Task directions: From the entries below, please gather each line containing the string "GADPH".

The input:
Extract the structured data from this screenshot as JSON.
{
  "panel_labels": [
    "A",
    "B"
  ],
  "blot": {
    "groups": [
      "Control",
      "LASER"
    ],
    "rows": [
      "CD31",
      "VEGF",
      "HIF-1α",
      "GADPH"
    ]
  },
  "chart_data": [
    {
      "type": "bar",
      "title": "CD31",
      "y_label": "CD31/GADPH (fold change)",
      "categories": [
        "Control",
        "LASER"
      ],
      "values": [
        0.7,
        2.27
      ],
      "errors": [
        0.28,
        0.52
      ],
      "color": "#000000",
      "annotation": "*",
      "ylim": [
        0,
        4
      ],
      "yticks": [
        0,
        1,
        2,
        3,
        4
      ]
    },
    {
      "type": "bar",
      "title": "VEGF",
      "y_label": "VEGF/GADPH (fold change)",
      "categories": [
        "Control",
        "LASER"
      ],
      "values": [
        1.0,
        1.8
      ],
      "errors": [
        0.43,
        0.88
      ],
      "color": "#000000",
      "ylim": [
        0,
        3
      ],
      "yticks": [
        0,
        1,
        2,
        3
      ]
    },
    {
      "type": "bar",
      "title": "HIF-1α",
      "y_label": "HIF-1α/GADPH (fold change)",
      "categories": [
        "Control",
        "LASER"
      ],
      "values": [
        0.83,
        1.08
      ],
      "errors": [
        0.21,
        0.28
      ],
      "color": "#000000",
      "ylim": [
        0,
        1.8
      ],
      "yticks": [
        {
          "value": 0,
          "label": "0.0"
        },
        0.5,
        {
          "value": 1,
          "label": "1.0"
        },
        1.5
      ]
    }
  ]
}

==

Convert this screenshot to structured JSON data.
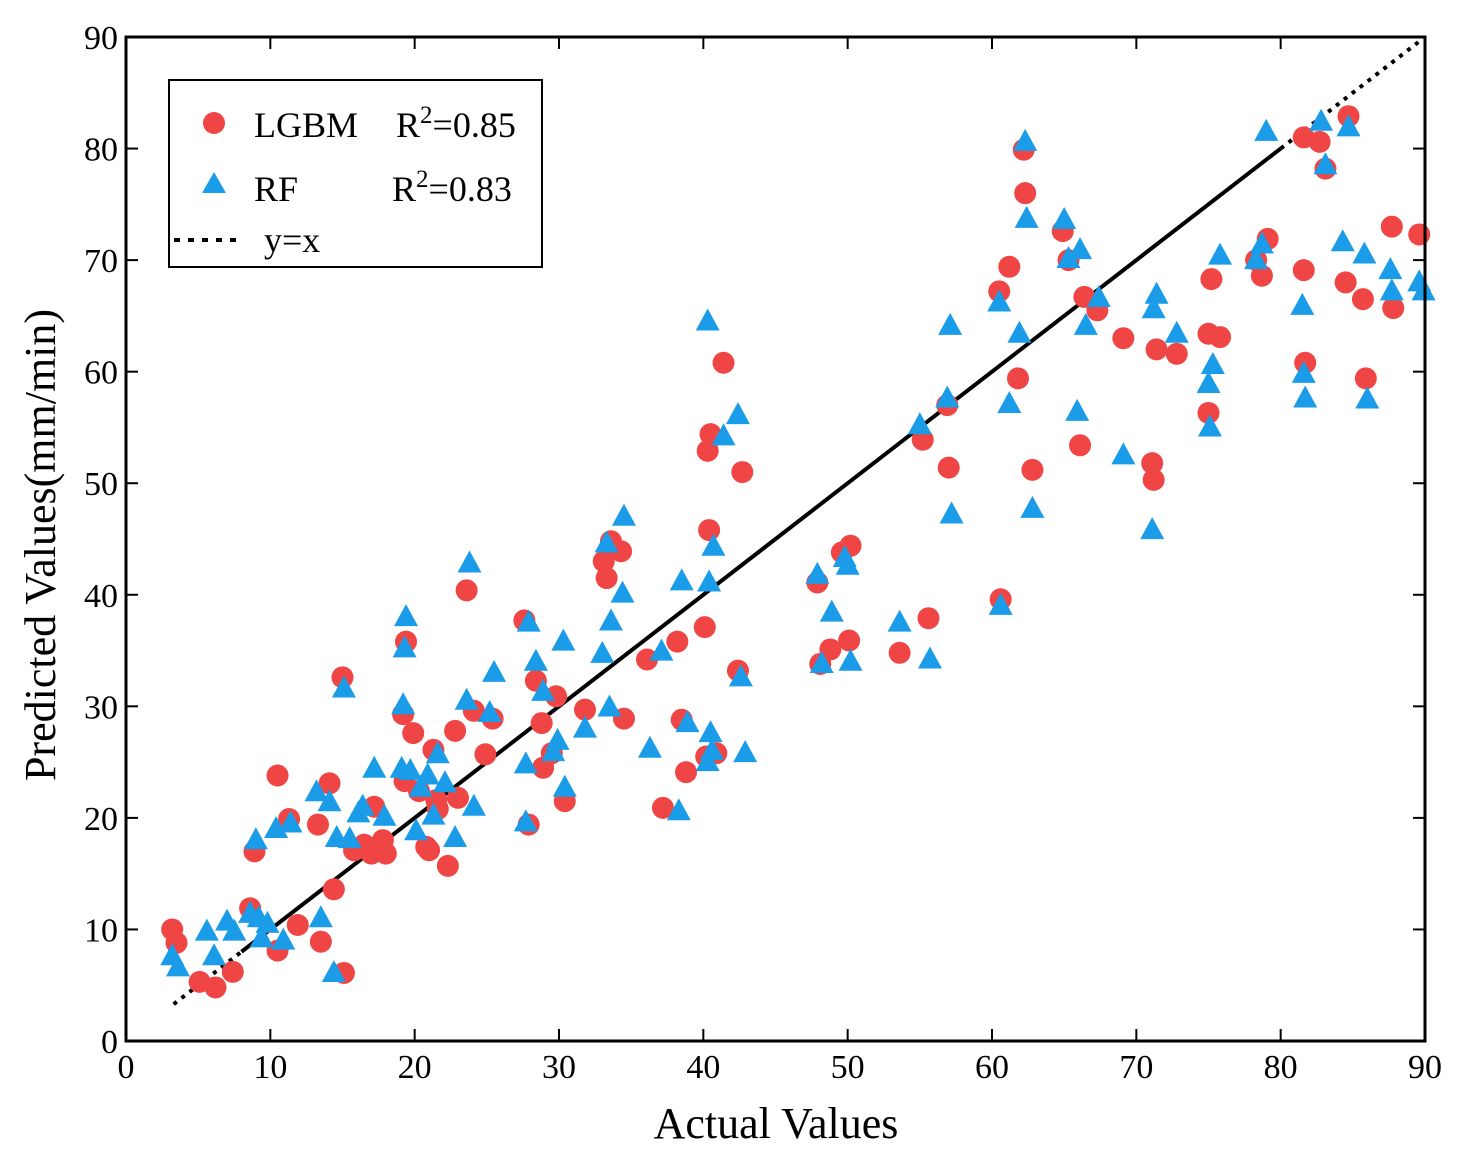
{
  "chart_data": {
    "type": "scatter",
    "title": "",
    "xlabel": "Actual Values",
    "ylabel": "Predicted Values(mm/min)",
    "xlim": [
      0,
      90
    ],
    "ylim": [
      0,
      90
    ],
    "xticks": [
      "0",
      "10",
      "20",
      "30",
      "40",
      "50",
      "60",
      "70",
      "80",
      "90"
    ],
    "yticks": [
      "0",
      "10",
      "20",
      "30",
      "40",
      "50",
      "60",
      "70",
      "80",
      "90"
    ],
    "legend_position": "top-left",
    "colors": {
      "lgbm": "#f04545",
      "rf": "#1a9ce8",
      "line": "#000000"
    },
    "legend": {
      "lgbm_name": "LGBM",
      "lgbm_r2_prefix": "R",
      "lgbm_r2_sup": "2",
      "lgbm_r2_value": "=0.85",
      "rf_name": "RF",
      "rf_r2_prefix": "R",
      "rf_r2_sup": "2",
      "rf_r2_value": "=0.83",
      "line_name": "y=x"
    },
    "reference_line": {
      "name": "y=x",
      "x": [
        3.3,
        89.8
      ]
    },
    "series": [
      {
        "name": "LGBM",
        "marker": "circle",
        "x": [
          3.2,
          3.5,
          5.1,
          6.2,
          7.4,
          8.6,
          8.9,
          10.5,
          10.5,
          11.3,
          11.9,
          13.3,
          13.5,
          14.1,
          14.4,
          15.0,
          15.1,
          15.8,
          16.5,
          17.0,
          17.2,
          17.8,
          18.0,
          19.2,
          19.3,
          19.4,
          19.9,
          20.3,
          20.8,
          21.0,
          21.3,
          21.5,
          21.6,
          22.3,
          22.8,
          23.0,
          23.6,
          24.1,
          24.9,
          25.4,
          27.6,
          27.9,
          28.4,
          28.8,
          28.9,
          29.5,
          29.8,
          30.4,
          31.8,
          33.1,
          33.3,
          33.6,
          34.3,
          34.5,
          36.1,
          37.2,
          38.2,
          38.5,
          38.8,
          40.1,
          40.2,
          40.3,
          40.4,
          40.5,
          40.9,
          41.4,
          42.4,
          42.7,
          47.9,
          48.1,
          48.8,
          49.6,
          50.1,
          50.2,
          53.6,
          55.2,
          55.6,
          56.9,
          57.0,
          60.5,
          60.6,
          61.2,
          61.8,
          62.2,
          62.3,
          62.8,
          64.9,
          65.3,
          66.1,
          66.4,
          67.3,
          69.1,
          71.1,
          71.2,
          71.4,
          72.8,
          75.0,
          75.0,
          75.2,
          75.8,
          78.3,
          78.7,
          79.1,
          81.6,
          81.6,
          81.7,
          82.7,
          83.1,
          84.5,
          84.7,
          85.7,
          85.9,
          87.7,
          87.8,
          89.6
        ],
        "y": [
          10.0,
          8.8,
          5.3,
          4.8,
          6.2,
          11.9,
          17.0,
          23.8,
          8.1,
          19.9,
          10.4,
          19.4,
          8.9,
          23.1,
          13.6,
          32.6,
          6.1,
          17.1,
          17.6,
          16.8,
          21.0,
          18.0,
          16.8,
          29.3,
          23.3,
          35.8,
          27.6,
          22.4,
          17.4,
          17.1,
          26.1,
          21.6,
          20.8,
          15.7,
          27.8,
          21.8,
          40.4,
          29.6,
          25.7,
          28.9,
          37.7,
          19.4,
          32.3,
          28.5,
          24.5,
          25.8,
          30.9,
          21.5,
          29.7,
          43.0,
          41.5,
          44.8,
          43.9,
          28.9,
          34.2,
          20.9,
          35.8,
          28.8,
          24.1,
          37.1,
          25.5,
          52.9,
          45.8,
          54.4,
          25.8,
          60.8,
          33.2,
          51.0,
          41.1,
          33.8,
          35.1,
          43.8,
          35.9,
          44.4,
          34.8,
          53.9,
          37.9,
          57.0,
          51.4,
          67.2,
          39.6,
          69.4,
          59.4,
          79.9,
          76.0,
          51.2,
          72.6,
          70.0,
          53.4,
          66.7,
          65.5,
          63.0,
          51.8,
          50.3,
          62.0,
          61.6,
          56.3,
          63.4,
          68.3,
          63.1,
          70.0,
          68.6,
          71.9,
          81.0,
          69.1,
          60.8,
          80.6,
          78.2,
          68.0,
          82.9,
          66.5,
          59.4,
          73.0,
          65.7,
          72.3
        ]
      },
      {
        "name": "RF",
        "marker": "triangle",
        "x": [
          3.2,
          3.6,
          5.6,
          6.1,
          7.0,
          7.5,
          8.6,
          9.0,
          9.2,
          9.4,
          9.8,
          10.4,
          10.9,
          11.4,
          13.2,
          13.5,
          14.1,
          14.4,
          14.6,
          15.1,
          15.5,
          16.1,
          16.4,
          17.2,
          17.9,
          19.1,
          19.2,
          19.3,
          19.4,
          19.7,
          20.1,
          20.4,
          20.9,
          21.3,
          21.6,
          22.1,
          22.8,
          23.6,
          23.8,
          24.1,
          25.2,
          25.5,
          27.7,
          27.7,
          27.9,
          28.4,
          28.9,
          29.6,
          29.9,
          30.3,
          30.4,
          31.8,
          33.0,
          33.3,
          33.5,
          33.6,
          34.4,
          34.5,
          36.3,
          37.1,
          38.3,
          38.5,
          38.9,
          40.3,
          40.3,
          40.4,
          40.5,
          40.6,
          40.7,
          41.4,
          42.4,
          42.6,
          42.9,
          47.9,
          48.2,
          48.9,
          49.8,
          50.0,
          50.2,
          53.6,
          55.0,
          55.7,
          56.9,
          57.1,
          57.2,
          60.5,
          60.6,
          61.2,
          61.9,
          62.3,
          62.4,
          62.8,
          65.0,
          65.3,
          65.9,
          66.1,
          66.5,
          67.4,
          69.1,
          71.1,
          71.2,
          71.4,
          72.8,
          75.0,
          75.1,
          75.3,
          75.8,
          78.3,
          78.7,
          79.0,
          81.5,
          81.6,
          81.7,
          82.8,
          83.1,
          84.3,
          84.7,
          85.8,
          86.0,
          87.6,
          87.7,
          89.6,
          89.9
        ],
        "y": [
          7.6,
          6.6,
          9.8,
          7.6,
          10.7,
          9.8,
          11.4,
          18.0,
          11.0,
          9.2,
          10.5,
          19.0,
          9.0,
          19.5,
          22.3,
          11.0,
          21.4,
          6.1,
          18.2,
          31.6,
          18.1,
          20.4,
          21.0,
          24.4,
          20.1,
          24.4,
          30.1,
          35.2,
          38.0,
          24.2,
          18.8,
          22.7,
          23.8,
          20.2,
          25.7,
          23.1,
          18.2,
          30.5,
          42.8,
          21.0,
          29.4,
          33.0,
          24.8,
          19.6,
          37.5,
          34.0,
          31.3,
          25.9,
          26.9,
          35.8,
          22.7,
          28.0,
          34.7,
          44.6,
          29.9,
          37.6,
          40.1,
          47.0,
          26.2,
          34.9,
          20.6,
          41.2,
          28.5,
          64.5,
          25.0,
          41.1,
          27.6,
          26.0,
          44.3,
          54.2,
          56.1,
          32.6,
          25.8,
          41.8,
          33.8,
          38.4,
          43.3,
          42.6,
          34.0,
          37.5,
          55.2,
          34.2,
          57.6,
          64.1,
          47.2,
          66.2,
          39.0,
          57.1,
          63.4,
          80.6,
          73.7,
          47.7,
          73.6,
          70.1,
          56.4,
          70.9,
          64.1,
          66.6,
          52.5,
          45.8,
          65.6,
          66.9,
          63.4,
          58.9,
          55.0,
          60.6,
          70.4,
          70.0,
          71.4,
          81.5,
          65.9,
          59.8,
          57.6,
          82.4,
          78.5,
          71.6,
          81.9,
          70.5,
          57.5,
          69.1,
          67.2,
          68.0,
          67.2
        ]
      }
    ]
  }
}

Result for this task:
      "GADPH"
      "y_label": "CD31/GADPH (fold change)",
      "y_label": "VEGF/GADPH (fold change)",
      "y_label": "HIF-1α/GADPH (fold change)",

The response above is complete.